▶ Required task
Copy all the material that follows, keeping every character the same.

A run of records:
--

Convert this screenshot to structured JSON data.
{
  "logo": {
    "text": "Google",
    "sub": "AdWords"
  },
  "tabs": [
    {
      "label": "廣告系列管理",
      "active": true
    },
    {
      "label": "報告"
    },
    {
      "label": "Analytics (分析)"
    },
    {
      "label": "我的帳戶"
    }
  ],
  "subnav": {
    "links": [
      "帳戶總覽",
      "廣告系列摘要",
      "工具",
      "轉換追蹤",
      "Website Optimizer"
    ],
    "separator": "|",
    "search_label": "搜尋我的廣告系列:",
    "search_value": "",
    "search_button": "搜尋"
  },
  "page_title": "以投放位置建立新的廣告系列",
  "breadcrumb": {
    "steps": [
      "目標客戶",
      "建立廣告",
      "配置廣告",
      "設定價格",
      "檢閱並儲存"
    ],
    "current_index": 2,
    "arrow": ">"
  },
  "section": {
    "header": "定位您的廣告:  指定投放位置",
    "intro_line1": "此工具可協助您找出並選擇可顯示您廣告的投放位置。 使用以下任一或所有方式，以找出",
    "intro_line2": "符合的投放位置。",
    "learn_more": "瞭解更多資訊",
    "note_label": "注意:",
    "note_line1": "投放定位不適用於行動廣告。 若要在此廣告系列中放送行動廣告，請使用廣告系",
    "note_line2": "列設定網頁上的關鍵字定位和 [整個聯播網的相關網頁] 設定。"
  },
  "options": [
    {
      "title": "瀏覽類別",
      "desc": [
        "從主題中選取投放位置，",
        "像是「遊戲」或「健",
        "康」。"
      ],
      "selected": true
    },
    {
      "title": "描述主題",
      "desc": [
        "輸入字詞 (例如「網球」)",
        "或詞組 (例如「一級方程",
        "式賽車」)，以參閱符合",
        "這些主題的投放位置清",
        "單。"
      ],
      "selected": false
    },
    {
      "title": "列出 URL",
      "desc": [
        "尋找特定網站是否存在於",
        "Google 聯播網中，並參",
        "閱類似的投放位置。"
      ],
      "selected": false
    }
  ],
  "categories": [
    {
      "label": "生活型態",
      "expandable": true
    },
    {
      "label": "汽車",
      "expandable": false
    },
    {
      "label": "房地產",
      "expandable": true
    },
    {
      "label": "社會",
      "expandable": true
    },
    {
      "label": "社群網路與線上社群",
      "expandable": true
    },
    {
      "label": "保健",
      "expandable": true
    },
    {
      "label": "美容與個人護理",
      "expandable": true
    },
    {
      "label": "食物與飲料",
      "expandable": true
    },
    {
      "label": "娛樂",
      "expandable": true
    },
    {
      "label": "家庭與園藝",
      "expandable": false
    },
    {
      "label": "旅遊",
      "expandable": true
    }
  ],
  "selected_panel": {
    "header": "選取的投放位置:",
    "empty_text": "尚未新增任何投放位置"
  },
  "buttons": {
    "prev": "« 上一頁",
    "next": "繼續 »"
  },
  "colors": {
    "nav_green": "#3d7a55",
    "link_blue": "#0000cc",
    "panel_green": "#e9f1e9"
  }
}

--

▶ Completed task
Convert this screenshot to structured JSON data.
{
  "logo": {
    "text": "Google",
    "sub": "AdWords"
  },
  "tabs": [
    {
      "label": "廣告系列管理",
      "active": true
    },
    {
      "label": "報告"
    },
    {
      "label": "Analytics (分析)"
    },
    {
      "label": "我的帳戶"
    }
  ],
  "subnav": {
    "links": [
      "帳戶總覽",
      "廣告系列摘要",
      "工具",
      "轉換追蹤",
      "Website Optimizer"
    ],
    "separator": "|",
    "search_label": "搜尋我的廣告系列:",
    "search_value": "",
    "search_button": "搜尋"
  },
  "page_title": "以投放位置建立新的廣告系列",
  "breadcrumb": {
    "steps": [
      "目標客戶",
      "建立廣告",
      "配置廣告",
      "設定價格",
      "檢閱並儲存"
    ],
    "current_index": 2,
    "arrow": ">"
  },
  "section": {
    "header": "定位您的廣告:  指定投放位置",
    "intro_line1": "此工具可協助您找出並選擇可顯示您廣告的投放位置。 使用以下任一或所有方式，以找出",
    "intro_line2": "符合的投放位置。",
    "learn_more": "瞭解更多資訊",
    "note_label": "注意:",
    "note_line1": "投放定位不適用於行動廣告。 若要在此廣告系列中放送行動廣告，請使用廣告系",
    "note_line2": "列設定網頁上的關鍵字定位和 [整個聯播網的相關網頁] 設定。"
  },
  "options": [
    {
      "title": "瀏覽類別",
      "desc": [
        "從主題中選取投放位置，",
        "像是「遊戲」或「健",
        "康」。"
      ],
      "selected": true
    },
    {
      "title": "描述主題",
      "desc": [
        "輸入字詞 (例如「網球」)",
        "或詞組 (例如「一級方程",
        "式賽車」)，以參閱符合",
        "這些主題的投放位置清",
        "單。"
      ],
      "selected": false
    },
    {
      "title": "列出 URL",
      "desc": [
        "尋找特定網站是否存在於",
        "Google 聯播網中，並參",
        "閱類似的投放位置。"
      ],
      "selected": false
    }
  ],
  "categories": [
    {
      "label": "生活型態",
      "expandable": true
    },
    {
      "label": "汽車",
      "expandable": false
    },
    {
      "label": "房地產",
      "expandable": true
    },
    {
      "label": "社會",
      "expandable": true
    },
    {
      "label": "社群網路與線上社群",
      "expandable": true
    },
    {
      "label": "保健",
      "expandable": true
    },
    {
      "label": "美容與個人護理",
      "expandable": true
    },
    {
      "label": "食物與飲料",
      "expandable": true
    },
    {
      "label": "娛樂",
      "expandable": true
    },
    {
      "label": "家庭與園藝",
      "expandable": false
    },
    {
      "label": "旅遊",
      "expandable": true
    }
  ],
  "selected_panel": {
    "header": "選取的投放位置:",
    "empty_text": "尚未新增任何投放位置"
  },
  "buttons": {
    "prev": "« 上一頁",
    "next": "繼續 »"
  },
  "colors": {
    "nav_green": "#3d7a55",
    "link_blue": "#0000cc",
    "panel_green": "#e9f1e9"
  }
}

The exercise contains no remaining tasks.